▸ **EXCERPT TO READ**
_ _ _ _ _ _ _

Ok, fair enough, let's try another run at this.

First off, I like the UL Power products, I'm not running one myself but I would (will?) certainly consider it on my next build. I think they have a good thing going there and the aviation market needs more choices for powerplants. But trying to justify or cheerlead for UL Power because they can burn mogas or cargas while Lycomings can't is simply not true. It's also not true that only Lycomings with 8.5:1 compression can burn mogas/car-gas.

The issue of burning non-100LL fuels in our large-bore slow turning engines is a multi-faceted beast that requires a fair deal of education, some good instrumentation, and in most cases some fuel system modification. It can be done - but not painlessly. You'll have to invest a few dollars and a whole lot of hours of research, but it can be done.

_ _ _ _ _ _ _

▸ **INFORMATION SUPPLIED**
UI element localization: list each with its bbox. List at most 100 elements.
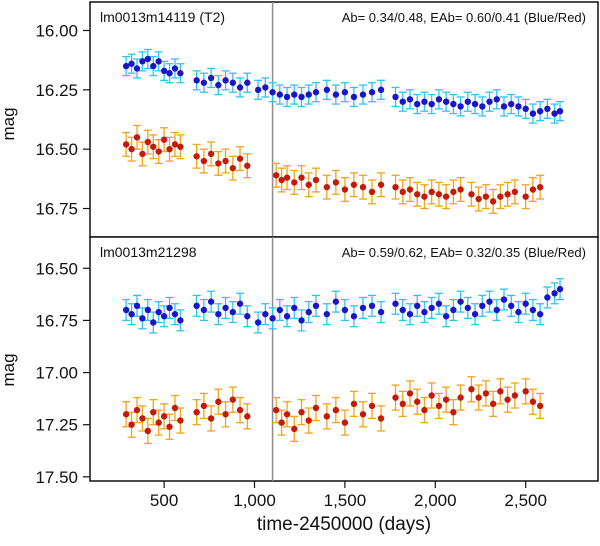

_ _ _ _ _ _ _

▸ **YOUR TASKS**
a – Write out the part of the post on aircraft fuel that opens with the words containing "The issue of" and closes with "can be done.", keeping every word the same.
b – Answer these questions from the post on aircraft fuel:
(i) What does the writer say the aviation market needs more of?
(ii) What compression ratio is named in the claim the writer calls untrue?
(iii) What three things does the writer say burning non-100LL fuels requires?
The lines above have nothing to do with the post on aircraft fuel.

▸ **SOLUTIONS PER TASK**
a –
The issue of burning non-100LL fuels in our large-bore slow turning engines is a multi-faceted beast that requires a fair deal of education, some good instrumentation, and in most cases some fuel system modification. It can be done - but not painlessly. You'll have to invest a few dollars and a whole lot of hours of research, but it can be done.

b –
(i) More choices for powerplants.
(ii) 8.5:1.
(iii) A fair deal of education, some good instrumentation, and, in most cases, some fuel system modification.